— start of Input rows —

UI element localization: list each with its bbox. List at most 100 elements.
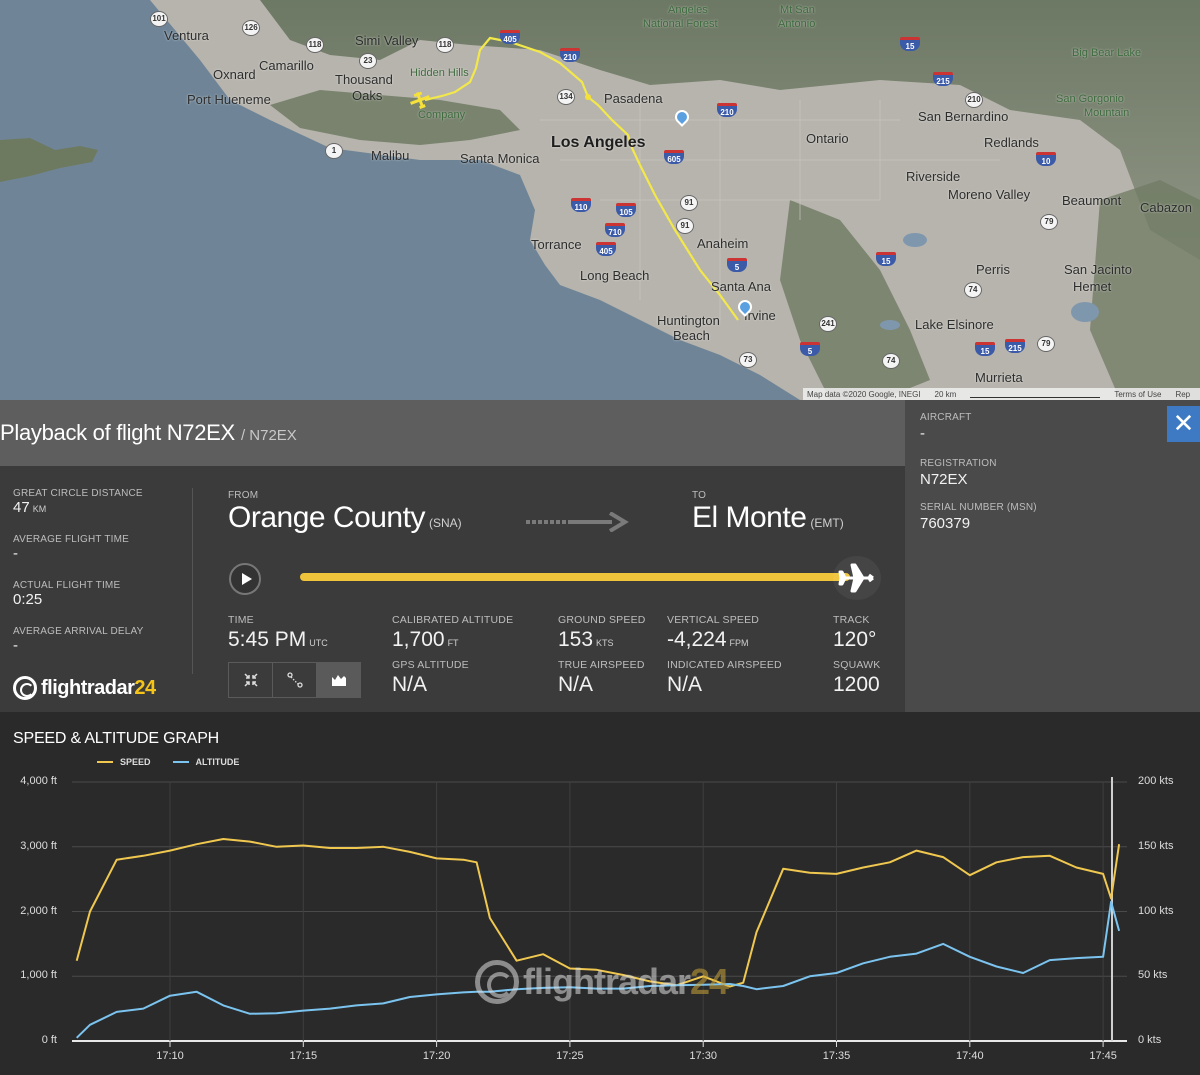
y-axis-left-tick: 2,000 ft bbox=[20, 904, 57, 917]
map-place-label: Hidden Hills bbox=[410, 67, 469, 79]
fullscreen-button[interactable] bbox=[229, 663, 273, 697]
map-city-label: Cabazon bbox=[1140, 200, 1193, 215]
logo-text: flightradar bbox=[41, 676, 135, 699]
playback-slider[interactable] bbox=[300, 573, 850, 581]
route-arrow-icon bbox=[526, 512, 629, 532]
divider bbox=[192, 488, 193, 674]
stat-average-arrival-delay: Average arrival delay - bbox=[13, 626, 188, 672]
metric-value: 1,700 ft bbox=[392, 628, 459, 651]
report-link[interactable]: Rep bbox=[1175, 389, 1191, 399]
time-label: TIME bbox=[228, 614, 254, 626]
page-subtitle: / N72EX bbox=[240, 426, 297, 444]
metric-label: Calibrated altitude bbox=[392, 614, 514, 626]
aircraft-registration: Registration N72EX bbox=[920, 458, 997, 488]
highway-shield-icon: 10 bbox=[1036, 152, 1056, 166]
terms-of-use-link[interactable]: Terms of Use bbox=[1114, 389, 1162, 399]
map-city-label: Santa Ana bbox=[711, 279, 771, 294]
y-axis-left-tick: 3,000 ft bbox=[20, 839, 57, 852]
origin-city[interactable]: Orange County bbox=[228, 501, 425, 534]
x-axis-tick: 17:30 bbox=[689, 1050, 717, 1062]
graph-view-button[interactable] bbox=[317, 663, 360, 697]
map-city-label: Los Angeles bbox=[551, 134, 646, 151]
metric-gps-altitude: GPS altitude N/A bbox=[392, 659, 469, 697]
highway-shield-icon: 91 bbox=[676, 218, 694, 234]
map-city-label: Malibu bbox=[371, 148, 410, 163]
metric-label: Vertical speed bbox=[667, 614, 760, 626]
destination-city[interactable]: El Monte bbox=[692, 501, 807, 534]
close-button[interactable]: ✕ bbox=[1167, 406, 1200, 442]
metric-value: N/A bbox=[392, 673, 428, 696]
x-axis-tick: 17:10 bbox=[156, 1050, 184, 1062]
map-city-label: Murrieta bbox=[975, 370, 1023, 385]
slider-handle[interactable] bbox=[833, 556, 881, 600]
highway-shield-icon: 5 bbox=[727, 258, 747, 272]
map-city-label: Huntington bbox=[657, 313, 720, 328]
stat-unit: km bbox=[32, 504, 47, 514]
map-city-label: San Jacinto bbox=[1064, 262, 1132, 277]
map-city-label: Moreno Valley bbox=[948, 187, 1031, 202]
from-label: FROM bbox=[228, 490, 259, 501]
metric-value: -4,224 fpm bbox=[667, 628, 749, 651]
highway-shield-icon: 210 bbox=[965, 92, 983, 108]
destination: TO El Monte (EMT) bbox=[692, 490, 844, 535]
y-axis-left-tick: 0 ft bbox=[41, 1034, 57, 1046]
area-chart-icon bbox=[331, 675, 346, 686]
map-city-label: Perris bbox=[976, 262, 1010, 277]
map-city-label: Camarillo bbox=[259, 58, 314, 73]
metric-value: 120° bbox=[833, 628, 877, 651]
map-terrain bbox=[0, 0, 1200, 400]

— end of Input rows —

Your instructions:
Copy every line of the data above without any change, leaving out the pictures.

Problem solution:
UI element localization: list each with its bbox. List at most 100 elements.
y-axis-left-tick: 2,000 ft bbox=[20, 904, 57, 917]
map-place-label: Hidden Hills bbox=[410, 67, 469, 79]
fullscreen-button[interactable] bbox=[229, 663, 273, 697]
map-city-label: Cabazon bbox=[1140, 200, 1193, 215]
logo-text: flightradar bbox=[41, 676, 135, 699]
playback-slider[interactable] bbox=[300, 573, 850, 581]
route-arrow-icon bbox=[526, 512, 629, 532]
divider bbox=[192, 488, 193, 674]
stat-average-arrival-delay: Average arrival delay - bbox=[13, 626, 188, 672]
metric-value: 1,700 ft bbox=[392, 628, 459, 651]
report-link[interactable]: Rep bbox=[1175, 389, 1191, 399]
time-label: TIME bbox=[228, 614, 254, 626]
page-subtitle: / N72EX bbox=[240, 426, 297, 444]
metric-label: Calibrated altitude bbox=[392, 614, 514, 626]
aircraft-registration: Registration N72EX bbox=[920, 458, 997, 488]
highway-shield-icon: 10 bbox=[1036, 152, 1056, 166]
terms-of-use-link[interactable]: Terms of Use bbox=[1114, 389, 1162, 399]
map-city-label: Santa Ana bbox=[711, 279, 771, 294]
y-axis-left-tick: 3,000 ft bbox=[20, 839, 57, 852]
origin-city[interactable]: Orange County bbox=[228, 501, 425, 534]
x-axis-tick: 17:30 bbox=[689, 1050, 717, 1062]
graph-view-button[interactable] bbox=[317, 663, 360, 697]
map-city-label: Los Angeles bbox=[551, 134, 646, 151]
metric-gps-altitude: GPS altitude N/A bbox=[392, 659, 469, 697]
highway-shield-icon: 91 bbox=[676, 218, 694, 234]
map-city-label: Malibu bbox=[371, 148, 410, 163]
metric-label: Vertical speed bbox=[667, 614, 760, 626]
destination-city[interactable]: El Monte bbox=[692, 501, 807, 534]
close-button[interactable]: ✕ bbox=[1167, 406, 1200, 442]
metric-value: N/A bbox=[392, 673, 428, 696]
x-axis-tick: 17:10 bbox=[156, 1050, 184, 1062]
map-city-label: Murrieta bbox=[975, 370, 1023, 385]
slider-handle[interactable] bbox=[833, 556, 881, 600]
highway-shield-icon: 5 bbox=[727, 258, 747, 272]
map-city-label: Huntington bbox=[657, 313, 720, 328]
stat-unit: km bbox=[32, 504, 47, 514]
map-city-label: San Jacinto bbox=[1064, 262, 1132, 277]
map-city-label: Moreno Valley bbox=[948, 187, 1031, 202]
from-label: FROM bbox=[228, 490, 259, 501]
metric-value: -4,224 fpm bbox=[667, 628, 749, 651]
highway-shield-icon: 210 bbox=[965, 92, 983, 108]
destination: TO El Monte (EMT) bbox=[692, 490, 844, 535]
y-axis-left-tick: 0 ft bbox=[41, 1034, 57, 1046]
area-chart-icon bbox=[331, 675, 346, 686]
map-city-label: Perris bbox=[976, 262, 1010, 277]
map-city-label: Camarillo bbox=[259, 58, 314, 73]
metric-value: 120° bbox=[833, 628, 877, 651]
map-terrain bbox=[0, 0, 1200, 400]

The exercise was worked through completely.